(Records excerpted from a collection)
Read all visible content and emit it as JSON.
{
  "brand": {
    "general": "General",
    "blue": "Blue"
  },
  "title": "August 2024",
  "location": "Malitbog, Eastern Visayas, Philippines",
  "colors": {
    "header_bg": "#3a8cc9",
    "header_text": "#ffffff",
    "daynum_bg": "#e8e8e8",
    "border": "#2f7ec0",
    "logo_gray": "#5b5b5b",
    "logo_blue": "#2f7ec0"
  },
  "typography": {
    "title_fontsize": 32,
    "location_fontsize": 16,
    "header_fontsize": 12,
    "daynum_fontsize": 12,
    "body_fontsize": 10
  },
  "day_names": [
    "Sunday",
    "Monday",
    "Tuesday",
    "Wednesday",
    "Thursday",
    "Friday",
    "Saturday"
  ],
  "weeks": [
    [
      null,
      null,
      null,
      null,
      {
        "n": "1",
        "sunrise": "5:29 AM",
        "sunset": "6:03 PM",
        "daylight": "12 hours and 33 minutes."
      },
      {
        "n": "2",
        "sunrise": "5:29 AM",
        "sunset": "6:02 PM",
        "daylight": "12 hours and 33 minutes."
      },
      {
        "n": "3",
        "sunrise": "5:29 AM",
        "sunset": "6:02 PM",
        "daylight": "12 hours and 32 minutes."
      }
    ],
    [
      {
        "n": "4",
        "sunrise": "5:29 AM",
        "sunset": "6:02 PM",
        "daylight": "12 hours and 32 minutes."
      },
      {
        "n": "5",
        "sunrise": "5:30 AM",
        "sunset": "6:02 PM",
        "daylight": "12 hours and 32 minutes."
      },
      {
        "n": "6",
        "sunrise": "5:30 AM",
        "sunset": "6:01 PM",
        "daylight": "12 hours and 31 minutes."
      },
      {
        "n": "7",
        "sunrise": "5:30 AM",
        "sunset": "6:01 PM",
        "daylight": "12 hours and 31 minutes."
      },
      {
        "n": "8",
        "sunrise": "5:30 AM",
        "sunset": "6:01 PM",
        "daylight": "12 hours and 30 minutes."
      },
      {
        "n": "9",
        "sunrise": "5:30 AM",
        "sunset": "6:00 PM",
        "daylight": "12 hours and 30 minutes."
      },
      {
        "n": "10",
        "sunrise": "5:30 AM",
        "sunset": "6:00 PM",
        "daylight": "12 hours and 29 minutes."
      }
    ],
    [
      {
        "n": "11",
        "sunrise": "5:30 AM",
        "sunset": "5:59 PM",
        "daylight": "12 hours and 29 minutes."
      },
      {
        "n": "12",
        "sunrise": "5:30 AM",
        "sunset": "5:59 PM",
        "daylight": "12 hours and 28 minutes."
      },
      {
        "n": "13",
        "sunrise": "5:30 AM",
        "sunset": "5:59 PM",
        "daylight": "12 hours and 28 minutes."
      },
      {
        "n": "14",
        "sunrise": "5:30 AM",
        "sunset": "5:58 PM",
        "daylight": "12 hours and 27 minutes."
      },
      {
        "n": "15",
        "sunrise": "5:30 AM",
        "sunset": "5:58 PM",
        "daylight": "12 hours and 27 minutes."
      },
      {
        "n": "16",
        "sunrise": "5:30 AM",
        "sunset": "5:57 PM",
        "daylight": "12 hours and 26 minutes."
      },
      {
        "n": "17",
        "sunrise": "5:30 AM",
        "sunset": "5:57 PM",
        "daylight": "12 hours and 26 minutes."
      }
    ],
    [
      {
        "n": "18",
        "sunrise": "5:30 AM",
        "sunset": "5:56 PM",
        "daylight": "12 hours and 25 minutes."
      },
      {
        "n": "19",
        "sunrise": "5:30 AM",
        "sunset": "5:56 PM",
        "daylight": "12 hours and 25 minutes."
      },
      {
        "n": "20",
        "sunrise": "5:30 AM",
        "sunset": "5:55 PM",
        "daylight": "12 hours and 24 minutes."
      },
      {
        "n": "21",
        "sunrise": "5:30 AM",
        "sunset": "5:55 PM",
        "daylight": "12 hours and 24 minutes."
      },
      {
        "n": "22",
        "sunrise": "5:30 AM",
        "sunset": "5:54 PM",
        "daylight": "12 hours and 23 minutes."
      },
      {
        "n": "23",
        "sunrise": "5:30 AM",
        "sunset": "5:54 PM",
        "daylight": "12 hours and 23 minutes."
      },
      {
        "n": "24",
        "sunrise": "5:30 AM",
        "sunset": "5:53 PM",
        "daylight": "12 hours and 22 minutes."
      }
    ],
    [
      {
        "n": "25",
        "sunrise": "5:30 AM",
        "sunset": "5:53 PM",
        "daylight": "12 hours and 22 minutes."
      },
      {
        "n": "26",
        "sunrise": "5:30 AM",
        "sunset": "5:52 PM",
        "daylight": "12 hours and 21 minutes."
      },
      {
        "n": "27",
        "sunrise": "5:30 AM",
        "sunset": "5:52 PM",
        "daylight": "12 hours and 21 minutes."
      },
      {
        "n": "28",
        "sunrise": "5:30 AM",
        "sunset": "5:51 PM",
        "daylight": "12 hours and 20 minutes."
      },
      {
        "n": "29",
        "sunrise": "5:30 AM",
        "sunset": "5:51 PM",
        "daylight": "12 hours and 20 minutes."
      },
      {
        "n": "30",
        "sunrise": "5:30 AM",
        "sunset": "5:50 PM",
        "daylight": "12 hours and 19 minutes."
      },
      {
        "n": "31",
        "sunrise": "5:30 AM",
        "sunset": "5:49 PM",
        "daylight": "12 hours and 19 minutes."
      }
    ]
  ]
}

Stated goal: Quote the material exactly, leaving nothing out.

Answer to the task:
Read all visible content and emit it as JSON.
{
  "brand": {
    "general": "General",
    "blue": "Blue"
  },
  "title": "August 2024",
  "location": "Malitbog, Eastern Visayas, Philippines",
  "colors": {
    "header_bg": "#3a8cc9",
    "header_text": "#ffffff",
    "daynum_bg": "#e8e8e8",
    "border": "#2f7ec0",
    "logo_gray": "#5b5b5b",
    "logo_blue": "#2f7ec0"
  },
  "typography": {
    "title_fontsize": 32,
    "location_fontsize": 16,
    "header_fontsize": 12,
    "daynum_fontsize": 12,
    "body_fontsize": 10
  },
  "day_names": [
    "Sunday",
    "Monday",
    "Tuesday",
    "Wednesday",
    "Thursday",
    "Friday",
    "Saturday"
  ],
  "weeks": [
    [
      null,
      null,
      null,
      null,
      {
        "n": "1",
        "sunrise": "5:29 AM",
        "sunset": "6:03 PM",
        "daylight": "12 hours and 33 minutes."
      },
      {
        "n": "2",
        "sunrise": "5:29 AM",
        "sunset": "6:02 PM",
        "daylight": "12 hours and 33 minutes."
      },
      {
        "n": "3",
        "sunrise": "5:29 AM",
        "sunset": "6:02 PM",
        "daylight": "12 hours and 32 minutes."
      }
    ],
    [
      {
        "n": "4",
        "sunrise": "5:29 AM",
        "sunset": "6:02 PM",
        "daylight": "12 hours and 32 minutes."
      },
      {
        "n": "5",
        "sunrise": "5:30 AM",
        "sunset": "6:02 PM",
        "daylight": "12 hours and 32 minutes."
      },
      {
        "n": "6",
        "sunrise": "5:30 AM",
        "sunset": "6:01 PM",
        "daylight": "12 hours and 31 minutes."
      },
      {
        "n": "7",
        "sunrise": "5:30 AM",
        "sunset": "6:01 PM",
        "daylight": "12 hours and 31 minutes."
      },
      {
        "n": "8",
        "sunrise": "5:30 AM",
        "sunset": "6:01 PM",
        "daylight": "12 hours and 30 minutes."
      },
      {
        "n": "9",
        "sunrise": "5:30 AM",
        "sunset": "6:00 PM",
        "daylight": "12 hours and 30 minutes."
      },
      {
        "n": "10",
        "sunrise": "5:30 AM",
        "sunset": "6:00 PM",
        "daylight": "12 hours and 29 minutes."
      }
    ],
    [
      {
        "n": "11",
        "sunrise": "5:30 AM",
        "sunset": "5:59 PM",
        "daylight": "12 hours and 29 minutes."
      },
      {
        "n": "12",
        "sunrise": "5:30 AM",
        "sunset": "5:59 PM",
        "daylight": "12 hours and 28 minutes."
      },
      {
        "n": "13",
        "sunrise": "5:30 AM",
        "sunset": "5:59 PM",
        "daylight": "12 hours and 28 minutes."
      },
      {
        "n": "14",
        "sunrise": "5:30 AM",
        "sunset": "5:58 PM",
        "daylight": "12 hours and 27 minutes."
      },
      {
        "n": "15",
        "sunrise": "5:30 AM",
        "sunset": "5:58 PM",
        "daylight": "12 hours and 27 minutes."
      },
      {
        "n": "16",
        "sunrise": "5:30 AM",
        "sunset": "5:57 PM",
        "daylight": "12 hours and 26 minutes."
      },
      {
        "n": "17",
        "sunrise": "5:30 AM",
        "sunset": "5:57 PM",
        "daylight": "12 hours and 26 minutes."
      }
    ],
    [
      {
        "n": "18",
        "sunrise": "5:30 AM",
        "sunset": "5:56 PM",
        "daylight": "12 hours and 25 minutes."
      },
      {
        "n": "19",
        "sunrise": "5:30 AM",
        "sunset": "5:56 PM",
        "daylight": "12 hours and 25 minutes."
      },
      {
        "n": "20",
        "sunrise": "5:30 AM",
        "sunset": "5:55 PM",
        "daylight": "12 hours and 24 minutes."
      },
      {
        "n": "21",
        "sunrise": "5:30 AM",
        "sunset": "5:55 PM",
        "daylight": "12 hours and 24 minutes."
      },
      {
        "n": "22",
        "sunrise": "5:30 AM",
        "sunset": "5:54 PM",
        "daylight": "12 hours and 23 minutes."
      },
      {
        "n": "23",
        "sunrise": "5:30 AM",
        "sunset": "5:54 PM",
        "daylight": "12 hours and 23 minutes."
      },
      {
        "n": "24",
        "sunrise": "5:30 AM",
        "sunset": "5:53 PM",
        "daylight": "12 hours and 22 minutes."
      }
    ],
    [
      {
        "n": "25",
        "sunrise": "5:30 AM",
        "sunset": "5:53 PM",
        "daylight": "12 hours and 22 minutes."
      },
      {
        "n": "26",
        "sunrise": "5:30 AM",
        "sunset": "5:52 PM",
        "daylight": "12 hours and 21 minutes."
      },
      {
        "n": "27",
        "sunrise": "5:30 AM",
        "sunset": "5:52 PM",
        "daylight": "12 hours and 21 minutes."
      },
      {
        "n": "28",
        "sunrise": "5:30 AM",
        "sunset": "5:51 PM",
        "daylight": "12 hours and 20 minutes."
      },
      {
        "n": "29",
        "sunrise": "5:30 AM",
        "sunset": "5:51 PM",
        "daylight": "12 hours and 20 minutes."
      },
      {
        "n": "30",
        "sunrise": "5:30 AM",
        "sunset": "5:50 PM",
        "daylight": "12 hours and 19 minutes."
      },
      {
        "n": "31",
        "sunrise": "5:30 AM",
        "sunset": "5:49 PM",
        "daylight": "12 hours and 19 minutes."
      }
    ]
  ]
}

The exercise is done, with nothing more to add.